• What the task asks:
Gather up every line from the entries below that uses the word "type".

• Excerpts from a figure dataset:
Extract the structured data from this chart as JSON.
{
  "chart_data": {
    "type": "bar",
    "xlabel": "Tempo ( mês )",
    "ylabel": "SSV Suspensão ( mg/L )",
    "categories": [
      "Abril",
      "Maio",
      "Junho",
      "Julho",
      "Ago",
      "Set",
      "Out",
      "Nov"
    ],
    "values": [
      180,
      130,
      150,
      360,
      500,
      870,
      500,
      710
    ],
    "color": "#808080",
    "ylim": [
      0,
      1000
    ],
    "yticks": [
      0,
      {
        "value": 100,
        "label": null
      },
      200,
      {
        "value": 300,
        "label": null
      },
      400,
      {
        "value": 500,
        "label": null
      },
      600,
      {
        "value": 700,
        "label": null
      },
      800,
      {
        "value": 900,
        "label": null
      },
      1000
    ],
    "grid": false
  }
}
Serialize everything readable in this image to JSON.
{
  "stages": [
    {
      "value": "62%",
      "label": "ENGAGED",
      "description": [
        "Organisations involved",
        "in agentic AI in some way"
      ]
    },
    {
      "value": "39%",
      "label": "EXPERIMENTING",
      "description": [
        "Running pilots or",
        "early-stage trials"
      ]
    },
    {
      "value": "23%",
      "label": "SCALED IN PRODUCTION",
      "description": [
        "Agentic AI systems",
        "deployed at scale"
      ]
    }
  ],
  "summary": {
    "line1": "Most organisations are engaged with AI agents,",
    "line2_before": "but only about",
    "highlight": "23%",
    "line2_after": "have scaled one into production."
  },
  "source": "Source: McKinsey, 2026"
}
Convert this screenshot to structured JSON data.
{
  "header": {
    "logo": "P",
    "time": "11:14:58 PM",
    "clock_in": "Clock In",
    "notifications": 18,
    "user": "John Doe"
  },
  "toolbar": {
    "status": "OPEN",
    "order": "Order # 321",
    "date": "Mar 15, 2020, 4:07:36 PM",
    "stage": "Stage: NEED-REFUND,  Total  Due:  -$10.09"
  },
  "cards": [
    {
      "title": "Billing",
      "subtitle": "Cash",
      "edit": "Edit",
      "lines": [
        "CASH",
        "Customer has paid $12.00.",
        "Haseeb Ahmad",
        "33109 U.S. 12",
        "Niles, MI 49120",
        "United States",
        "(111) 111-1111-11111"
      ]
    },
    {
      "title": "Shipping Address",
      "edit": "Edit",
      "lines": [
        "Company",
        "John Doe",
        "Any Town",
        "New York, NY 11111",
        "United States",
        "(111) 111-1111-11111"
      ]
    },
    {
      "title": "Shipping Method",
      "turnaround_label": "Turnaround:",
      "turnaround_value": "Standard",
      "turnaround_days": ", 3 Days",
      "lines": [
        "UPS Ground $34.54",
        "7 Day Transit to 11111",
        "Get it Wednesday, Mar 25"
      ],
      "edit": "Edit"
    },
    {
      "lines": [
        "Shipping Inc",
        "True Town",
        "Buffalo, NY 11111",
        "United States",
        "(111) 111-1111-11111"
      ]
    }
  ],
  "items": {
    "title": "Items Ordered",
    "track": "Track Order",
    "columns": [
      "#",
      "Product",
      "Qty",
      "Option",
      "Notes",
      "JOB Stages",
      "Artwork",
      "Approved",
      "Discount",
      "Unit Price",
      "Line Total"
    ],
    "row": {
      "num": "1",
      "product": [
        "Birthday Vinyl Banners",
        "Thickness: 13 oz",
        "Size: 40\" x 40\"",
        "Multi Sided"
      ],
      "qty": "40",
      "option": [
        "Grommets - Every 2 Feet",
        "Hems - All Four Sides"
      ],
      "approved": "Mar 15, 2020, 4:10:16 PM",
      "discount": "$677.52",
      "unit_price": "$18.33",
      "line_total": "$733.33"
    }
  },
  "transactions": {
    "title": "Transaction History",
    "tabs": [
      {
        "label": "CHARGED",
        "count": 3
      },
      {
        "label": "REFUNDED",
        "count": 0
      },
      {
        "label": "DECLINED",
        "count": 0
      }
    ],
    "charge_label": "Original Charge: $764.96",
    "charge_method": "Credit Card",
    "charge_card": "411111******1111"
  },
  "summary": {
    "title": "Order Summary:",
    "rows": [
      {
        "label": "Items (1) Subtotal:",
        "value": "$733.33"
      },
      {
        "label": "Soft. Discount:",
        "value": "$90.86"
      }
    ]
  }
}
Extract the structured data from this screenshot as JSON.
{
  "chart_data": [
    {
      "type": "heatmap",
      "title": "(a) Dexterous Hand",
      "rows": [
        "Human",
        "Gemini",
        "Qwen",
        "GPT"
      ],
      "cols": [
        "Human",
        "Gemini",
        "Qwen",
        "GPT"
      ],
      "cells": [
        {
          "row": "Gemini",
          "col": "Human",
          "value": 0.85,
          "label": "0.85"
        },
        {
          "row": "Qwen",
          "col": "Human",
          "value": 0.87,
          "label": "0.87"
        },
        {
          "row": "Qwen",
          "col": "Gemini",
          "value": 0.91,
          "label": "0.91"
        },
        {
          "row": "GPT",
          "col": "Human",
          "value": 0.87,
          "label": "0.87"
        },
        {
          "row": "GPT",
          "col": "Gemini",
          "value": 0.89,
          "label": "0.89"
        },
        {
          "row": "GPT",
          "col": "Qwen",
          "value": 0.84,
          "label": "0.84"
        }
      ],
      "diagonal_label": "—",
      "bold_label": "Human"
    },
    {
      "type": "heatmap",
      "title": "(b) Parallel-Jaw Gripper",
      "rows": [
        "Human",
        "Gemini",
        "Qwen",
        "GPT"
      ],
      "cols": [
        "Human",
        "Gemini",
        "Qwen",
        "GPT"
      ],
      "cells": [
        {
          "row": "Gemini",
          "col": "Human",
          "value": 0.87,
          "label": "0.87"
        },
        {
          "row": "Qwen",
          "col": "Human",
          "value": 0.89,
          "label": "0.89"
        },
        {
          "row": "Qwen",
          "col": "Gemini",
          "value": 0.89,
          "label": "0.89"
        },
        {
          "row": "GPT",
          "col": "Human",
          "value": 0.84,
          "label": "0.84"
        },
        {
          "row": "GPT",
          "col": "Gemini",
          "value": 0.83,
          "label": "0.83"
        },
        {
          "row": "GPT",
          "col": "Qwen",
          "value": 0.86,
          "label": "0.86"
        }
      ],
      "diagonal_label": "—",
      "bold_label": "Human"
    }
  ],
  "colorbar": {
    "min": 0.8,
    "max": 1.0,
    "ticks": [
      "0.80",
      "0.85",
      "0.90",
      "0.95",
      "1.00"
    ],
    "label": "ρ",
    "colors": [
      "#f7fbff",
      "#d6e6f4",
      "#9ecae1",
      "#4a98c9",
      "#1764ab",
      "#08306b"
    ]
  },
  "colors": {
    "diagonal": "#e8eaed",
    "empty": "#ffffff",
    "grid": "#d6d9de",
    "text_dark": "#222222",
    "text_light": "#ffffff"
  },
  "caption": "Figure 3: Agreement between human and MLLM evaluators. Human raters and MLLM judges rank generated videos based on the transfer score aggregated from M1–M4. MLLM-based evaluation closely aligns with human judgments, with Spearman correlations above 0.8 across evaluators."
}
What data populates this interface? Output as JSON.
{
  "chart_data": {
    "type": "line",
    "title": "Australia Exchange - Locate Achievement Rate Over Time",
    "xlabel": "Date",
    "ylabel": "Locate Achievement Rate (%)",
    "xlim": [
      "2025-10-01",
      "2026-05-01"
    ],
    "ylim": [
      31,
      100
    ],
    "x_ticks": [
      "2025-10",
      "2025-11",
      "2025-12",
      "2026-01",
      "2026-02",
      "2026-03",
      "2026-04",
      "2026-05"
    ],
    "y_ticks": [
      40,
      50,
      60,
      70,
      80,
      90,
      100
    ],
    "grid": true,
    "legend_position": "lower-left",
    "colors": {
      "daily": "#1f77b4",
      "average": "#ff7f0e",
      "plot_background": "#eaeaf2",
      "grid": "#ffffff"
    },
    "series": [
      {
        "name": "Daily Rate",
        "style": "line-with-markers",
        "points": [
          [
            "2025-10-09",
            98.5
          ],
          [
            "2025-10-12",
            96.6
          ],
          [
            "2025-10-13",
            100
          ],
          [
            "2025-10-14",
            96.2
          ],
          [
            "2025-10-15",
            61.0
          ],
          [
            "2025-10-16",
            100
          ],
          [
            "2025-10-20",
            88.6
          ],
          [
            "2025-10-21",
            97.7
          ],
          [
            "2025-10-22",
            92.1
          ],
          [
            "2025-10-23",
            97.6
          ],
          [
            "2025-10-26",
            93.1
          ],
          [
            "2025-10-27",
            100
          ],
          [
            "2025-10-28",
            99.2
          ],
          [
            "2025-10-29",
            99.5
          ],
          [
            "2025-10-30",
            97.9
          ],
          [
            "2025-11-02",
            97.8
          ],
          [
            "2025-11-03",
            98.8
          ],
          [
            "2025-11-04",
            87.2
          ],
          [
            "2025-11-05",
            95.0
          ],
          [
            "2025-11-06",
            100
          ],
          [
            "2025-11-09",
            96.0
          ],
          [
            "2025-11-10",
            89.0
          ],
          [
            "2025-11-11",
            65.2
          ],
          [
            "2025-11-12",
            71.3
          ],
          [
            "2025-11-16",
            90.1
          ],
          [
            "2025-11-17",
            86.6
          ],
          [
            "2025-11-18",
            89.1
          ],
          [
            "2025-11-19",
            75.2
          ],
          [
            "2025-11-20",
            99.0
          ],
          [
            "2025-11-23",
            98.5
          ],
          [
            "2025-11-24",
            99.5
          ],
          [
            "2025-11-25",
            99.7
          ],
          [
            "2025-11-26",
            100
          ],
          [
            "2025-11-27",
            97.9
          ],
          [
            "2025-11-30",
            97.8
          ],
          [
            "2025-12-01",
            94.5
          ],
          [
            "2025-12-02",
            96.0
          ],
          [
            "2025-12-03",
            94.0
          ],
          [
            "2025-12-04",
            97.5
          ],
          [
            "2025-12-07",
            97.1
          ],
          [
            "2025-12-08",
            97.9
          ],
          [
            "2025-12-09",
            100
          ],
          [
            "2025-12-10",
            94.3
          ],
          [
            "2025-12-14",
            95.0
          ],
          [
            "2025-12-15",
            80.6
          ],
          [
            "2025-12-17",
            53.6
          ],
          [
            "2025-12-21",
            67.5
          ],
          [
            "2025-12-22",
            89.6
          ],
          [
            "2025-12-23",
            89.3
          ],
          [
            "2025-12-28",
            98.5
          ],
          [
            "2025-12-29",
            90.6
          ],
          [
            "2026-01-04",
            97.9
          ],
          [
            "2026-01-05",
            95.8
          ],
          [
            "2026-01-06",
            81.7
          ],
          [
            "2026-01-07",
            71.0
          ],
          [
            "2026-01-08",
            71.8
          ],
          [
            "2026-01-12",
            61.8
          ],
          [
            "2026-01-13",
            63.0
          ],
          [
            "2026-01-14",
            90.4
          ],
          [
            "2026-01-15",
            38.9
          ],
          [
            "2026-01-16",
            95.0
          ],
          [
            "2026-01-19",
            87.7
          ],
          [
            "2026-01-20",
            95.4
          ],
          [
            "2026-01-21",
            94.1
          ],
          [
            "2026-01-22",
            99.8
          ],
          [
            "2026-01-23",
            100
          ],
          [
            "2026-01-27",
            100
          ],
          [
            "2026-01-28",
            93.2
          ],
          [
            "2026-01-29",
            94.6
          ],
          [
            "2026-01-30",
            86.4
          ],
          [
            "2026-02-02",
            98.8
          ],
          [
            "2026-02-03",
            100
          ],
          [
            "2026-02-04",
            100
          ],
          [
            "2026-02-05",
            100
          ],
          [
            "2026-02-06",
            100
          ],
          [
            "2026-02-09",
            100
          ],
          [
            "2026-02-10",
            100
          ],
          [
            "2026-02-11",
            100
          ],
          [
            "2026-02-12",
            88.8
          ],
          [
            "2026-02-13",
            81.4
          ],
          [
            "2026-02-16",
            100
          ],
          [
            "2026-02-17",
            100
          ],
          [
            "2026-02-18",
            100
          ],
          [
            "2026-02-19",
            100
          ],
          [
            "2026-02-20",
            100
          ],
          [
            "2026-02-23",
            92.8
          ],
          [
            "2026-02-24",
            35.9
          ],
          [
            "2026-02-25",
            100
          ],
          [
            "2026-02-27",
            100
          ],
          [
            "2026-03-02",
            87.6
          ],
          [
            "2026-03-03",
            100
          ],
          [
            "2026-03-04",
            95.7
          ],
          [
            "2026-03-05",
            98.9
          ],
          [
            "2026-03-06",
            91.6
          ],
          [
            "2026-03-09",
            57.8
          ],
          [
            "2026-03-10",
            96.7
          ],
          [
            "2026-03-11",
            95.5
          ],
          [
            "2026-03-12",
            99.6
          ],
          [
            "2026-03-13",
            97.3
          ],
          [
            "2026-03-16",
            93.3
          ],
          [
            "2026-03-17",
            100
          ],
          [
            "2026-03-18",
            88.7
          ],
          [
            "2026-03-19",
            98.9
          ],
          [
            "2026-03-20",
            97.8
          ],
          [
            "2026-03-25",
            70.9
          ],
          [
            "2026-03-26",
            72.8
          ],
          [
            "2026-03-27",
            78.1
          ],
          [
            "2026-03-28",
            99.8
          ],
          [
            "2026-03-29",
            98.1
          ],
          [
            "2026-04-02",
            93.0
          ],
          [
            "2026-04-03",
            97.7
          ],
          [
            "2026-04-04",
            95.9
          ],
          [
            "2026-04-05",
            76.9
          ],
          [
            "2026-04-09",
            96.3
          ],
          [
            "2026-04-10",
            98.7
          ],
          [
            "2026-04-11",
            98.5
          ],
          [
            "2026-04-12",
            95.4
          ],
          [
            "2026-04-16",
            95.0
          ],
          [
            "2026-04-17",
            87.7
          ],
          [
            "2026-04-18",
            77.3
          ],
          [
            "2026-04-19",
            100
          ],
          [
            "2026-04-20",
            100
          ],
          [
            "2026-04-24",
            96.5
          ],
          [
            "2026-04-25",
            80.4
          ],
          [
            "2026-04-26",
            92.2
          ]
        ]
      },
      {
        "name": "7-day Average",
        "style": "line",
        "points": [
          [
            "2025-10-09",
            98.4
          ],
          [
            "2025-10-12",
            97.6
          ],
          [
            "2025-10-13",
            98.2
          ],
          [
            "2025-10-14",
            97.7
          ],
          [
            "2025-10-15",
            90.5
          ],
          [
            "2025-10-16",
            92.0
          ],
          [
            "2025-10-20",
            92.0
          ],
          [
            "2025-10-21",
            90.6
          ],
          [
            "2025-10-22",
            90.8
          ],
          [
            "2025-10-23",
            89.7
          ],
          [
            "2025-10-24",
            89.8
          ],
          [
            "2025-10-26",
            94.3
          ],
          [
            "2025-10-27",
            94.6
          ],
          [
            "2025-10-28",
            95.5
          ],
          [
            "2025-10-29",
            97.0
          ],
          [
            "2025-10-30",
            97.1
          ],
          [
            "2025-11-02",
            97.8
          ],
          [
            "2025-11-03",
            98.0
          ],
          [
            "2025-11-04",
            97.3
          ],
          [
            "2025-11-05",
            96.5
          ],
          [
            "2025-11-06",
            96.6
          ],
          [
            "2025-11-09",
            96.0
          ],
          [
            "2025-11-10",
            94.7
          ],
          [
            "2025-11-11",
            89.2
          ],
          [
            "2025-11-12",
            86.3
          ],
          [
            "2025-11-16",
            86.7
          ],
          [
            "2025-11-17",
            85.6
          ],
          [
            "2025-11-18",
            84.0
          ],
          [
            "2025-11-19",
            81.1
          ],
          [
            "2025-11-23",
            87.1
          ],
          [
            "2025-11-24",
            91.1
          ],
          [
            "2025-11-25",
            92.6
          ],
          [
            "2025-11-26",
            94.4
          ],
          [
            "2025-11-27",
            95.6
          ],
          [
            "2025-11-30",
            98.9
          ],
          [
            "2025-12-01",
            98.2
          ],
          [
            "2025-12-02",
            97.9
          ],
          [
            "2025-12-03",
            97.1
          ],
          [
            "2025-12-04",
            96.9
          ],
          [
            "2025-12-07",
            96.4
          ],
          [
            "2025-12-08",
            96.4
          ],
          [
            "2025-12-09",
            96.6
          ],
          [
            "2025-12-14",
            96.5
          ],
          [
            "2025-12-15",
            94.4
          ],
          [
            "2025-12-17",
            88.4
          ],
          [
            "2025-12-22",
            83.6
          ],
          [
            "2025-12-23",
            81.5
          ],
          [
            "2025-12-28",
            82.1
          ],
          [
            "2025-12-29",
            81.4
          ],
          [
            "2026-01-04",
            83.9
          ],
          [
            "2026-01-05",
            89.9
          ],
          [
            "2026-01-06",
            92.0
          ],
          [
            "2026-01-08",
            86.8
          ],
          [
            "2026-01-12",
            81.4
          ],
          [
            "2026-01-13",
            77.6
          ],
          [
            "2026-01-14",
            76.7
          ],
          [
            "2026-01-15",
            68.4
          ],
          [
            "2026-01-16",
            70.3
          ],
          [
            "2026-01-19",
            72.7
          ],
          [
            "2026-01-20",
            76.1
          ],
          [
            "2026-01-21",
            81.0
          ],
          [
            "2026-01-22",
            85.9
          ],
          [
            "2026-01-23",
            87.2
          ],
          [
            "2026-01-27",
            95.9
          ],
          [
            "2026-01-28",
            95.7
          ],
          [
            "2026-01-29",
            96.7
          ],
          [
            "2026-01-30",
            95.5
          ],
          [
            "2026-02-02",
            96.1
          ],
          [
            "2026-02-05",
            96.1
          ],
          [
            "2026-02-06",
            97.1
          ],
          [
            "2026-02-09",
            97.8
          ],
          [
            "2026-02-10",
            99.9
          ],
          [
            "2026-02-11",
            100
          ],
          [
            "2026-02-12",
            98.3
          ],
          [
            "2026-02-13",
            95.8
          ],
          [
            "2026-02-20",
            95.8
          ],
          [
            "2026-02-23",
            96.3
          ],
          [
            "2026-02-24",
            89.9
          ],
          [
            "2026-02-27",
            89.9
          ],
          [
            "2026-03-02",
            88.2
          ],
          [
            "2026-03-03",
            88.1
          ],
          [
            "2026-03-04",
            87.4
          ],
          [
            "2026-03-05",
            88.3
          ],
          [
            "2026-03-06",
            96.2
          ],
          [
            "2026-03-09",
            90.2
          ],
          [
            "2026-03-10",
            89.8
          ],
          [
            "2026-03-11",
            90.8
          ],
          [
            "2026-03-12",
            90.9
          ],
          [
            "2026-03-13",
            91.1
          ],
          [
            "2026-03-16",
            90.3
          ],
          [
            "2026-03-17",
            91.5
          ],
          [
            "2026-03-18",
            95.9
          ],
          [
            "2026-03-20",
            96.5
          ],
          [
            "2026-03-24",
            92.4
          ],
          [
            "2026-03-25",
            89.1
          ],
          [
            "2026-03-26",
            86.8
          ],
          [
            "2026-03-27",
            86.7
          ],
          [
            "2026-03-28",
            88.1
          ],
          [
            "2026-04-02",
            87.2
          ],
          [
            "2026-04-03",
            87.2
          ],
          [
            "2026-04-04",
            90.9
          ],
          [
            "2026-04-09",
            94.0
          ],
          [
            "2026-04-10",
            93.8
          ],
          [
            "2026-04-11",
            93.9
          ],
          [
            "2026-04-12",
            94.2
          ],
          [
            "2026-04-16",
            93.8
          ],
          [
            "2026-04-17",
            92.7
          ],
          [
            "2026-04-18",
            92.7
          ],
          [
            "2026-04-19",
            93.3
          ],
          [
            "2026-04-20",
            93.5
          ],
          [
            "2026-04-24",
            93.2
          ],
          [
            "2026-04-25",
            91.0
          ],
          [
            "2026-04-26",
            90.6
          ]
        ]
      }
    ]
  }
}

• Task response:
    "type": "bar",
      "type": "heatmap",
      "type": "heatmap",
    "type": "line",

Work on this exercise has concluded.